___ ENTRIES SHOWN

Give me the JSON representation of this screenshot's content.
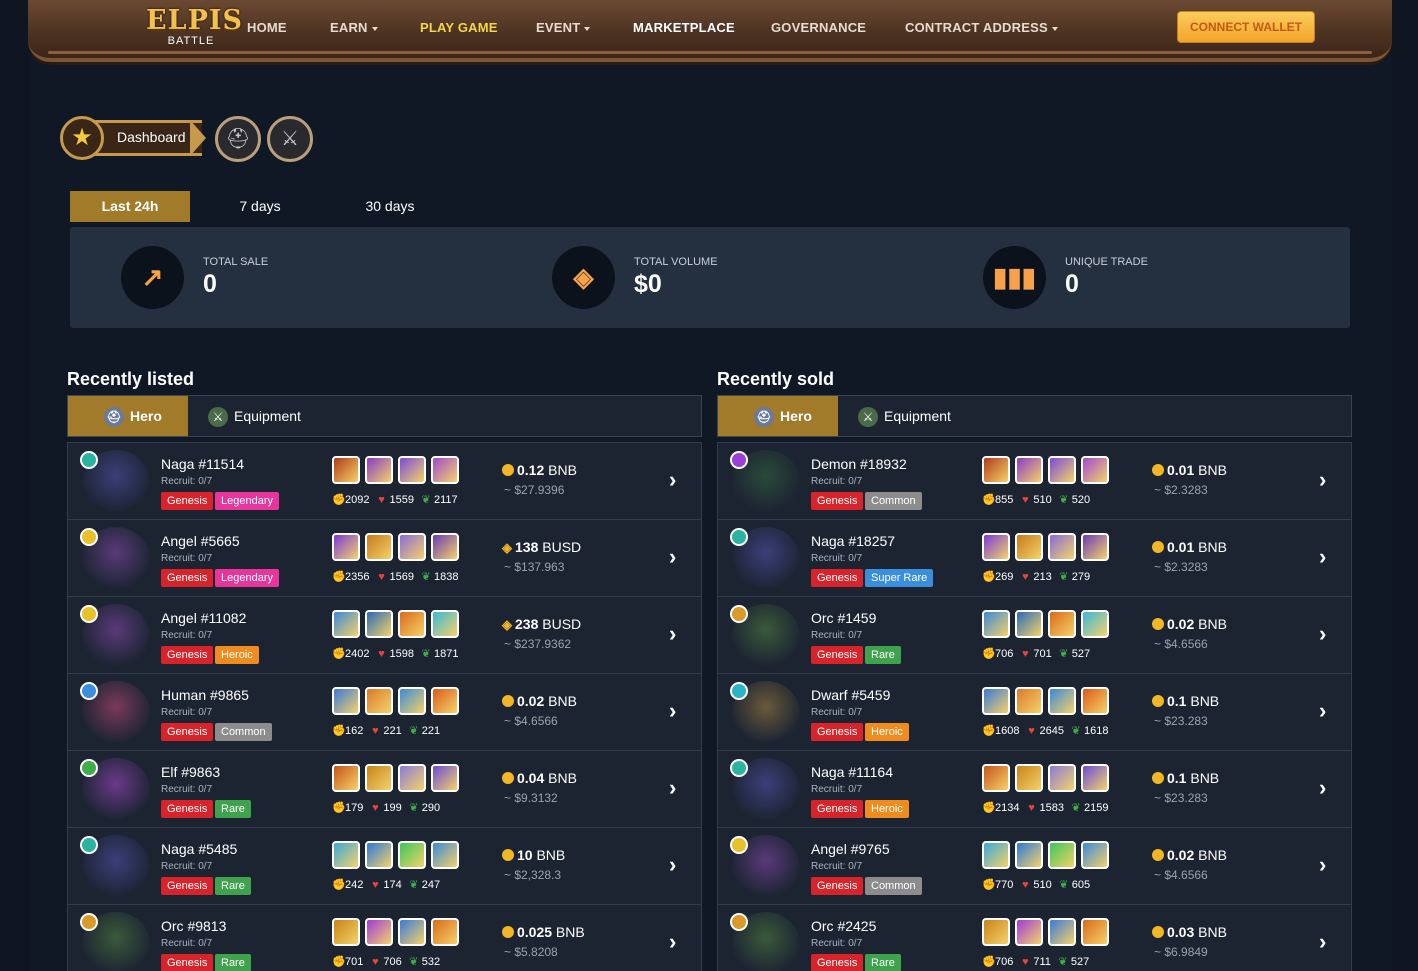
{
  "brand": {
    "name": "ELPIS",
    "sub": "BATTLE"
  },
  "nav": {
    "home": "HOME",
    "earn": "EARN",
    "play_game": "PLAY GAME",
    "event": "EVENT",
    "marketplace": "MARKETPLACE",
    "governance": "GOVERNANCE",
    "contract_address": "CONTRACT ADDRESS",
    "connect_wallet": "CONNECT WALLET"
  },
  "breadcrumb": {
    "dashboard": "Dashboard"
  },
  "time_tabs": [
    "Last 24h",
    "7 days",
    "30 days"
  ],
  "stats": {
    "total_sale": {
      "label": "TOTAL SALE",
      "value": "0"
    },
    "total_volume": {
      "label": "TOTAL VOLUME",
      "value": "$0"
    },
    "unique_trade": {
      "label": "UNIQUE TRADE",
      "value": "0"
    }
  },
  "recently_listed": {
    "title": "Recently listed",
    "tabs": {
      "hero": "Hero",
      "equipment": "Equipment"
    },
    "rows": [
      {
        "name": "Naga #11514",
        "recruit": "Recruit: 0/7",
        "edition": "Genesis",
        "rarity": "Legendary",
        "atk": "2092",
        "hp": "1559",
        "def": "2117",
        "price": "0.12",
        "currency": "BNB",
        "usd": "~ $27.9396"
      },
      {
        "name": "Angel #5665",
        "recruit": "Recruit: 0/7",
        "edition": "Genesis",
        "rarity": "Legendary",
        "atk": "2356",
        "hp": "1569",
        "def": "1838",
        "price": "138",
        "currency": "BUSD",
        "usd": "~ $137.963"
      },
      {
        "name": "Angel #11082",
        "recruit": "Recruit: 0/7",
        "edition": "Genesis",
        "rarity": "Heroic",
        "atk": "2402",
        "hp": "1598",
        "def": "1871",
        "price": "238",
        "currency": "BUSD",
        "usd": "~ $237.9362"
      },
      {
        "name": "Human #9865",
        "recruit": "Recruit: 0/7",
        "edition": "Genesis",
        "rarity": "Common",
        "atk": "162",
        "hp": "221",
        "def": "221",
        "price": "0.02",
        "currency": "BNB",
        "usd": "~ $4.6566"
      },
      {
        "name": "Elf #9863",
        "recruit": "Recruit: 0/7",
        "edition": "Genesis",
        "rarity": "Rare",
        "atk": "179",
        "hp": "199",
        "def": "290",
        "price": "0.04",
        "currency": "BNB",
        "usd": "~ $9.3132"
      },
      {
        "name": "Naga #5485",
        "recruit": "Recruit: 0/7",
        "edition": "Genesis",
        "rarity": "Rare",
        "atk": "242",
        "hp": "174",
        "def": "247",
        "price": "10",
        "currency": "BNB",
        "usd": "~ $2,328.3"
      },
      {
        "name": "Orc #9813",
        "recruit": "Recruit: 0/7",
        "edition": "Genesis",
        "rarity": "Rare",
        "atk": "701",
        "hp": "706",
        "def": "532",
        "price": "0.025",
        "currency": "BNB",
        "usd": "~ $5.8208"
      }
    ]
  },
  "recently_sold": {
    "title": "Recently sold",
    "tabs": {
      "hero": "Hero",
      "equipment": "Equipment"
    },
    "rows": [
      {
        "name": "Demon #18932",
        "recruit": "Recruit: 0/7",
        "edition": "Genesis",
        "rarity": "Common",
        "atk": "855",
        "hp": "510",
        "def": "520",
        "price": "0.01",
        "currency": "BNB",
        "usd": "~ $2.3283"
      },
      {
        "name": "Naga #18257",
        "recruit": "Recruit: 0/7",
        "edition": "Genesis",
        "rarity": "Super Rare",
        "atk": "269",
        "hp": "213",
        "def": "279",
        "price": "0.01",
        "currency": "BNB",
        "usd": "~ $2.3283"
      },
      {
        "name": "Orc #1459",
        "recruit": "Recruit: 0/7",
        "edition": "Genesis",
        "rarity": "Rare",
        "atk": "706",
        "hp": "701",
        "def": "527",
        "price": "0.02",
        "currency": "BNB",
        "usd": "~ $4.6566"
      },
      {
        "name": "Dwarf #5459",
        "recruit": "Recruit: 0/7",
        "edition": "Genesis",
        "rarity": "Heroic",
        "atk": "1608",
        "hp": "2645",
        "def": "1618",
        "price": "0.1",
        "currency": "BNB",
        "usd": "~ $23.283"
      },
      {
        "name": "Naga #11164",
        "recruit": "Recruit: 0/7",
        "edition": "Genesis",
        "rarity": "Heroic",
        "atk": "2134",
        "hp": "1583",
        "def": "2159",
        "price": "0.1",
        "currency": "BNB",
        "usd": "~ $23.283"
      },
      {
        "name": "Angel #9765",
        "recruit": "Recruit: 0/7",
        "edition": "Genesis",
        "rarity": "Common",
        "atk": "770",
        "hp": "510",
        "def": "605",
        "price": "0.02",
        "currency": "BNB",
        "usd": "~ $4.6566"
      },
      {
        "name": "Orc #2425",
        "recruit": "Recruit: 0/7",
        "edition": "Genesis",
        "rarity": "Rare",
        "atk": "706",
        "hp": "711",
        "def": "527",
        "price": "0.03",
        "currency": "BNB",
        "usd": "~ $6.9849"
      }
    ]
  },
  "colors": {
    "accent_gold": "#a17a2a",
    "genesis": "#d8232a",
    "legendary": "#e8359c",
    "heroic": "#f08c1e",
    "common": "#8c8c8c",
    "rare": "#3fa34d",
    "super_rare": "#3a8fdc"
  }
}
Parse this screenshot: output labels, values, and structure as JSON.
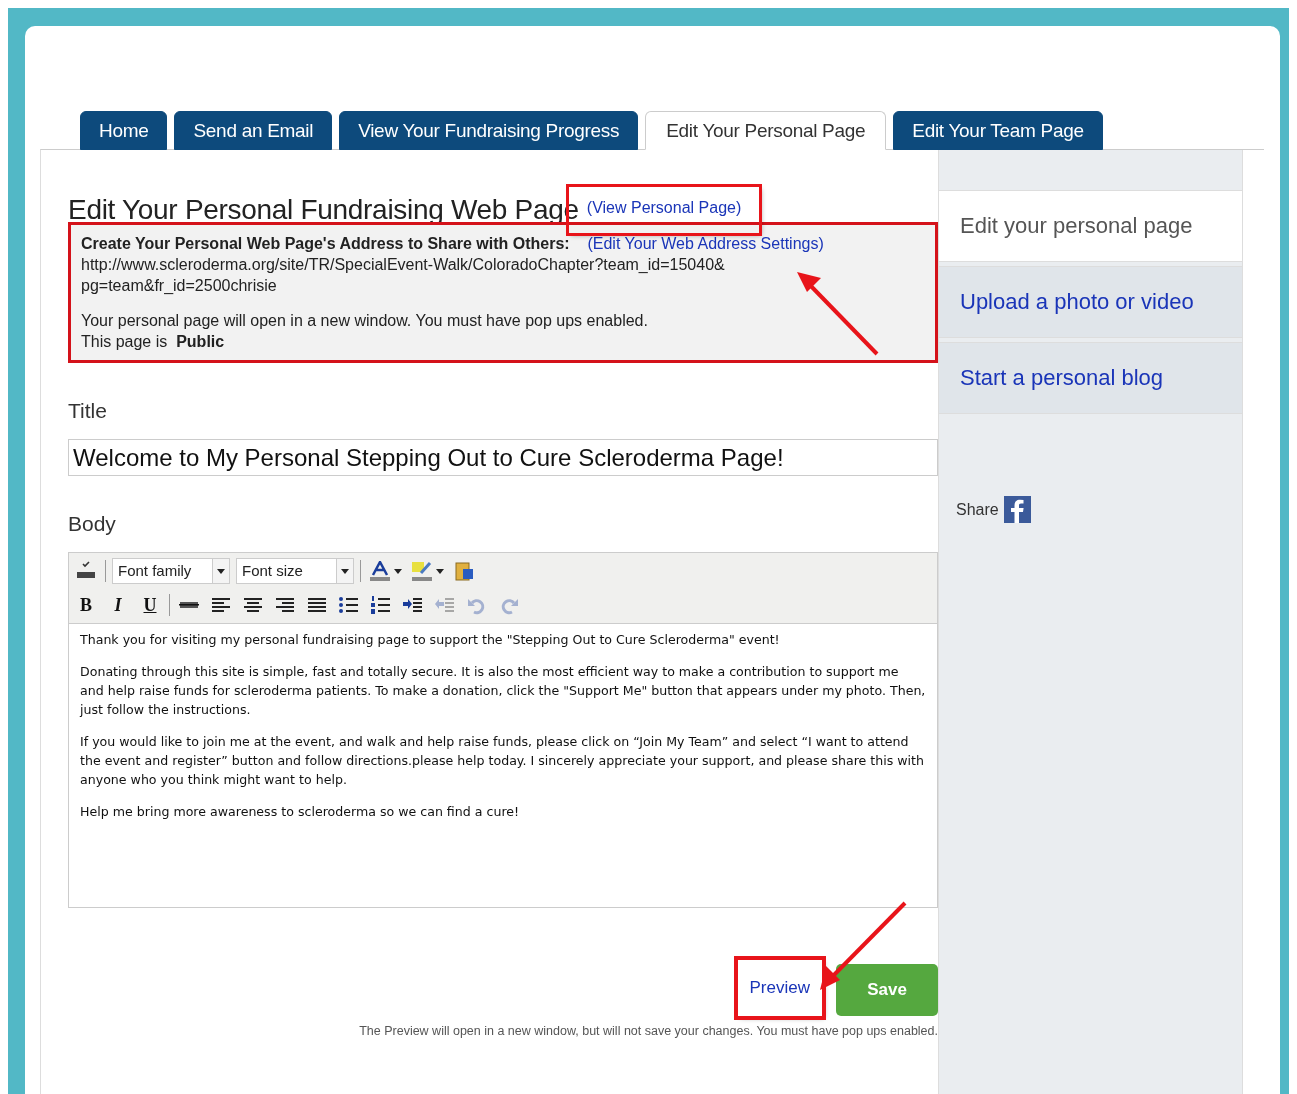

______

WHAT IS BEING ASKED ->
Your task is to transcribe all of the records precisely, with no images included.

YOUR SOLUTION ->
Give me the JSON representation of this screenshot's content.
{
  "brand": {
    "name": "ELPIS",
    "sub": "BATTLE"
  },
  "nav": {
    "home": "HOME",
    "earn": "EARN",
    "play_game": "PLAY GAME",
    "event": "EVENT",
    "marketplace": "MARKETPLACE",
    "governance": "GOVERNANCE",
    "contract_address": "CONTRACT ADDRESS",
    "connect_wallet": "CONNECT WALLET"
  },
  "breadcrumb": {
    "dashboard": "Dashboard"
  },
  "time_tabs": [
    "Last 24h",
    "7 days",
    "30 days"
  ],
  "stats": {
    "total_sale": {
      "label": "TOTAL SALE",
      "value": "0"
    },
    "total_volume": {
      "label": "TOTAL VOLUME",
      "value": "$0"
    },
    "unique_trade": {
      "label": "UNIQUE TRADE",
      "value": "0"
    }
  },
  "recently_listed": {
    "title": "Recently listed",
    "tabs": {
      "hero": "Hero",
      "equipment": "Equipment"
    },
    "rows": [
      {
        "name": "Naga #11514",
        "recruit": "Recruit: 0/7",
        "edition": "Genesis",
        "rarity": "Legendary",
        "atk": "2092",
        "hp": "1559",
        "def": "2117",
        "price": "0.12",
        "currency": "BNB",
        "usd": "~ $27.9396"
      },
      {
        "name": "Angel #5665",
        "recruit": "Recruit: 0/7",
        "edition": "Genesis",
        "rarity": "Legendary",
        "atk": "2356",
        "hp": "1569",
        "def": "1838",
        "price": "138",
        "currency": "BUSD",
        "usd": "~ $137.963"
      },
      {
        "name": "Angel #11082",
        "recruit": "Recruit: 0/7",
        "edition": "Genesis",
        "rarity": "Heroic",
        "atk": "2402",
        "hp": "1598",
        "def": "1871",
        "price": "238",
        "currency": "BUSD",
        "usd": "~ $237.9362"
      },
      {
        "name": "Human #9865",
        "recruit": "Recruit: 0/7",
        "edition": "Genesis",
        "rarity": "Common",
        "atk": "162",
        "hp": "221",
        "def": "221",
        "price": "0.02",
        "currency": "BNB",
        "usd": "~ $4.6566"
      },
      {
        "name": "Elf #9863",
        "recruit": "Recruit: 0/7",
        "edition": "Genesis",
        "rarity": "Rare",
        "atk": "179",
        "hp": "199",
        "def": "290",
        "price": "0.04",
        "currency": "BNB",
        "usd": "~ $9.3132"
      },
      {
        "name": "Naga #5485",
        "recruit": "Recruit: 0/7",
        "edition": "Genesis",
        "rarity": "Rare",
        "atk": "242",
        "hp": "174",
        "def": "247",
        "price": "10",
        "currency": "BNB",
        "usd": "~ $2,328.3"
      },
      {
        "name": "Orc #9813",
        "recruit": "Recruit: 0/7",
        "edition": "Genesis",
        "rarity": "Rare",
        "atk": "701",
        "hp": "706",
        "def": "532",
        "price": "0.025",
        "currency": "BNB",
        "usd": "~ $5.8208"
      }
    ]
  },
  "recently_sold": {
    "title": "Recently sold",
    "tabs": {
      "hero": "Hero",
      "equipment": "Equipment"
    },
    "rows": [
      {
        "name": "Demon #18932",
        "recruit": "Recruit: 0/7",
        "edition": "Genesis",
        "rarity": "Common",
        "atk": "855",
        "hp": "510",
        "def": "520",
        "price": "0.01",
        "currency": "BNB",
        "usd": "~ $2.3283"
      },
      {
        "name": "Naga #18257",
        "recruit": "Recruit: 0/7",
        "edition": "Genesis",
        "rarity": "Super Rare",
        "atk": "269",
        "hp": "213",
        "def": "279",
        "price": "0.01",
        "currency": "BNB",
        "usd": "~ $2.3283"
      },
      {
        "name": "Orc #1459",
        "recruit": "Recruit: 0/7",
        "edition": "Genesis",
        "rarity": "Rare",
        "atk": "706",
        "hp": "701",
        "def": "527",
        "price": "0.02",
        "currency": "BNB",
        "usd": "~ $4.6566"
      },
      {
        "name": "Dwarf #5459",
        "recruit": "Recruit: 0/7",
        "edition": "Genesis",
        "rarity": "Heroic",
        "atk": "1608",
        "hp": "2645",
        "def": "1618",
        "price": "0.1",
        "currency": "BNB",
        "usd": "~ $23.283"
      },
      {
        "name": "Naga #11164",
        "recruit": "Recruit: 0/7",
        "edition": "Genesis",
        "rarity": "Heroic",
        "atk": "2134",
        "hp": "1583",
        "def": "2159",
        "price": "0.1",
        "currency": "BNB",
        "usd": "~ $23.283"
      },
      {
        "name": "Angel #9765",
        "recruit": "Recruit: 0/7",
        "edition": "Genesis",
        "rarity": "Common",
        "atk": "770",
        "hp": "510",
        "def": "605",
        "price": "0.02",
        "currency": "BNB",
        "usd": "~ $4.6566"
      },
      {
        "name": "Orc #2425",
        "recruit": "Recruit: 0/7",
        "edition": "Genesis",
        "rarity": "Rare",
        "atk": "706",
        "hp": "711",
        "def": "527",
        "price": "0.03",
        "currency": "BNB",
        "usd": "~ $6.9849"
      }
    ]
  },
  "colors": {
    "accent_gold": "#a17a2a",
    "genesis": "#d8232a",
    "legendary": "#e8359c",
    "heroic": "#f08c1e",
    "common": "#8c8c8c",
    "rare": "#3fa34d",
    "super_rare": "#3a8fdc"
  }
}
Parse this screenshot: output labels, values, and structure as JSON.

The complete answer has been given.